TASK BRIEF
Extract everything from the start of the records down to the line containing "page-navigation: Previous page", and reproduce those lines word for word.

Records from a data collection:
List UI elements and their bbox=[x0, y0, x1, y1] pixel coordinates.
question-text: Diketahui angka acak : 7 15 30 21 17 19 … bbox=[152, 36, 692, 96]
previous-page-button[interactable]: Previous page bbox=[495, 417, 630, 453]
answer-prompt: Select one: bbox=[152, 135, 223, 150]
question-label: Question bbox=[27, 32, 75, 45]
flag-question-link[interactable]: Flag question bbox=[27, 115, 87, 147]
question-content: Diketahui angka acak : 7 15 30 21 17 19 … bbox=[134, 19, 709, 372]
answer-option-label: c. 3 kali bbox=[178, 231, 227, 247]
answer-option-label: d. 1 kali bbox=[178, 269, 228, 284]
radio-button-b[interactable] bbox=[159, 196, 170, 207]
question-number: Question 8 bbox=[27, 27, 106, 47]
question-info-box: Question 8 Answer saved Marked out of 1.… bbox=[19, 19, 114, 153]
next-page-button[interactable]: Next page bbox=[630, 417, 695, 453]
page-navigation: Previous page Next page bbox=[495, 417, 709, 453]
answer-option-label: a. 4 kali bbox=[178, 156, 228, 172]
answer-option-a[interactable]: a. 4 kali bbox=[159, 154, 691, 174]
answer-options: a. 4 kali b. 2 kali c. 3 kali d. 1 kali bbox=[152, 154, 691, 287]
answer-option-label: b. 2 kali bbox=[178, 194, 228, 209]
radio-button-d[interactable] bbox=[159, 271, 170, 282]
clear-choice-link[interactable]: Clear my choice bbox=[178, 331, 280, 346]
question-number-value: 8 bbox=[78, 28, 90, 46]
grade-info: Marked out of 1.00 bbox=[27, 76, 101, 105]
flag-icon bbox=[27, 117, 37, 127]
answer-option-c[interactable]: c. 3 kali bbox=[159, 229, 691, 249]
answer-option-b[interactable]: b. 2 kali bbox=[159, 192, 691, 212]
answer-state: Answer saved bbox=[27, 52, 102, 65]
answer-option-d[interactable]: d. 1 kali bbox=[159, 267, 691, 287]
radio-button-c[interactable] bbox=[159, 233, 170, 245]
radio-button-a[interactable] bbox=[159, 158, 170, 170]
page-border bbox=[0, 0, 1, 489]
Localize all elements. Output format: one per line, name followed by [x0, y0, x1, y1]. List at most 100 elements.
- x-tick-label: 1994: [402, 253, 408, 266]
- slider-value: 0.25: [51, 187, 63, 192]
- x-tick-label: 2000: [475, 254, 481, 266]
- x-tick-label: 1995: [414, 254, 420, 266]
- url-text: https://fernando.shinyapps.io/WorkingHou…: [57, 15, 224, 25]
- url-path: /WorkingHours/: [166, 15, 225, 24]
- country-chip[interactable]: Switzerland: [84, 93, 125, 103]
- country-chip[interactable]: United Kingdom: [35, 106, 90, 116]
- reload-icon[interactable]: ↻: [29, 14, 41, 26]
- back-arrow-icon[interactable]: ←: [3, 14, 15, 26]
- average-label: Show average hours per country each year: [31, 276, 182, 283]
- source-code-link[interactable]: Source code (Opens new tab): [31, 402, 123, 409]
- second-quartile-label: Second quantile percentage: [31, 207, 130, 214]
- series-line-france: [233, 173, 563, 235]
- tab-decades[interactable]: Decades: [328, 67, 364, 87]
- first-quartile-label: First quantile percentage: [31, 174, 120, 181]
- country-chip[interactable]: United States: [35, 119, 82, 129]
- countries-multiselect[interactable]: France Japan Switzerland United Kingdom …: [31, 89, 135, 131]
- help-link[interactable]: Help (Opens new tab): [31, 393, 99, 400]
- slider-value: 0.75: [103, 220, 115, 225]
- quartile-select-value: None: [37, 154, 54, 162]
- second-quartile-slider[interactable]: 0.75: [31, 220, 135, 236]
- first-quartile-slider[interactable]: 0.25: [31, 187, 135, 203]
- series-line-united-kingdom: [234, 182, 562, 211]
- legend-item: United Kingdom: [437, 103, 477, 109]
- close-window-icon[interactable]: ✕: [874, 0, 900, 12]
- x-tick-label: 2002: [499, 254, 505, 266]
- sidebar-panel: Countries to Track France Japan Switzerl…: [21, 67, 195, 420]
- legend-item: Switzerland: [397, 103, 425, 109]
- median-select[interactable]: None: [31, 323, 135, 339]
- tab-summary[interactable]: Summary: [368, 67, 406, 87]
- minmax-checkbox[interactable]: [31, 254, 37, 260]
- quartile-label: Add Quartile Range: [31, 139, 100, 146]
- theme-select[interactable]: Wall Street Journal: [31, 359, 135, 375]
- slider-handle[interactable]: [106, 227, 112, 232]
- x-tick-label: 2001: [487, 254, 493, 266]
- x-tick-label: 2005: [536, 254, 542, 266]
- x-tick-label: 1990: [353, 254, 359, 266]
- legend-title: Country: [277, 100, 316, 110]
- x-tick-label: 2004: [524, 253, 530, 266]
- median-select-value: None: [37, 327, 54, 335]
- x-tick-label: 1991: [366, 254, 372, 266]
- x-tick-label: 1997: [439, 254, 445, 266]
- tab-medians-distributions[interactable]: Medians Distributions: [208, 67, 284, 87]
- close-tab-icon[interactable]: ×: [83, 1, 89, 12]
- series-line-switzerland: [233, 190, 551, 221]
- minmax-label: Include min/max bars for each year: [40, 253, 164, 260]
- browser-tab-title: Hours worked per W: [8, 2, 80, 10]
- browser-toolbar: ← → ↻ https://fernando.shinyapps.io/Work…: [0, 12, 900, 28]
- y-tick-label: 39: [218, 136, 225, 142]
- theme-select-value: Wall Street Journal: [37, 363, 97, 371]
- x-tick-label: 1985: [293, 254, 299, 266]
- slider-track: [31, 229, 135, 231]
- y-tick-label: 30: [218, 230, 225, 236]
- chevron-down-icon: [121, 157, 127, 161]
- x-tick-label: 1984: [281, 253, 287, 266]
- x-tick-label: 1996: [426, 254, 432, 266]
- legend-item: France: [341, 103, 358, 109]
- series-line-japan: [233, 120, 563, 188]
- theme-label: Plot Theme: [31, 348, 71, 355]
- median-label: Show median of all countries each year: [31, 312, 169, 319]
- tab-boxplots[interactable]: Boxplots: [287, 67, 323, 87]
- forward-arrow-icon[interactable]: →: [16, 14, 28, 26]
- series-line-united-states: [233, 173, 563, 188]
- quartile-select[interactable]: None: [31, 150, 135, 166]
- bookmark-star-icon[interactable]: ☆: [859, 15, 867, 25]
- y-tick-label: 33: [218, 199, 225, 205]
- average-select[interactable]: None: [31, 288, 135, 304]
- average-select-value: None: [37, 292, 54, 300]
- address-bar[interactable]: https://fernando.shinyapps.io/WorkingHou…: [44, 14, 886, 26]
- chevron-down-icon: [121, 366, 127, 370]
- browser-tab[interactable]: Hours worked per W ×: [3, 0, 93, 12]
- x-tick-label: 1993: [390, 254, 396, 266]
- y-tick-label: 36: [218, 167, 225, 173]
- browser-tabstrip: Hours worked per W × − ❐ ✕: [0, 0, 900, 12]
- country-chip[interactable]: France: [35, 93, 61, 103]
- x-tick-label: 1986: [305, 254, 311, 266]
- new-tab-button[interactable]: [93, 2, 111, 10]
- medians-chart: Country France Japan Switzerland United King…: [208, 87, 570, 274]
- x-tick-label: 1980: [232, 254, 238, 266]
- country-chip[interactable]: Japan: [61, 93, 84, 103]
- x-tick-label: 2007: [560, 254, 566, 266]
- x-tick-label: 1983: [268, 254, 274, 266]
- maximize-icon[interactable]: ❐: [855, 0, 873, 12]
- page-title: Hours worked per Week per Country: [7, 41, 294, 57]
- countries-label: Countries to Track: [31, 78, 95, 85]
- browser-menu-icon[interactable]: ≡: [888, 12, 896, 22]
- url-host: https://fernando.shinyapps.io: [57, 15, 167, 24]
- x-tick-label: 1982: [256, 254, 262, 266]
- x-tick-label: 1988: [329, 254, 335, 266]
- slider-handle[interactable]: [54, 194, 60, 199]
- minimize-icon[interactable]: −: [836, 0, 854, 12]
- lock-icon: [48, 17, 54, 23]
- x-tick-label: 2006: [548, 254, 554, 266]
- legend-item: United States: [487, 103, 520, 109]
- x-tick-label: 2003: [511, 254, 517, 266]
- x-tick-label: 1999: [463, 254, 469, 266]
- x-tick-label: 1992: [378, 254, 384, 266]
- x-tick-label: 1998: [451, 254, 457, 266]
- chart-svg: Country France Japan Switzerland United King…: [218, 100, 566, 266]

EXPECTED OUTPUT
List UI elements and their bbox=[x0, y0, x1, y1] pixel coordinates.
question-text: Diketahui angka acak : 7 15 30 21 17 19 … bbox=[152, 36, 692, 96]
previous-page-button[interactable]: Previous page bbox=[495, 417, 630, 453]
answer-prompt: Select one: bbox=[152, 135, 223, 150]
question-label: Question bbox=[27, 32, 75, 45]
flag-question-link[interactable]: Flag question bbox=[27, 115, 87, 147]
question-content: Diketahui angka acak : 7 15 30 21 17 19 … bbox=[134, 19, 709, 372]
answer-option-label: c. 3 kali bbox=[178, 231, 227, 247]
answer-option-label: d. 1 kali bbox=[178, 269, 228, 284]
radio-button-b[interactable] bbox=[159, 196, 170, 207]
question-number: Question 8 bbox=[27, 27, 106, 47]
question-info-box: Question 8 Answer saved Marked out of 1.… bbox=[19, 19, 114, 153]
next-page-button[interactable]: Next page bbox=[630, 417, 695, 453]
page-navigation: Previous page Next page bbox=[495, 417, 709, 453]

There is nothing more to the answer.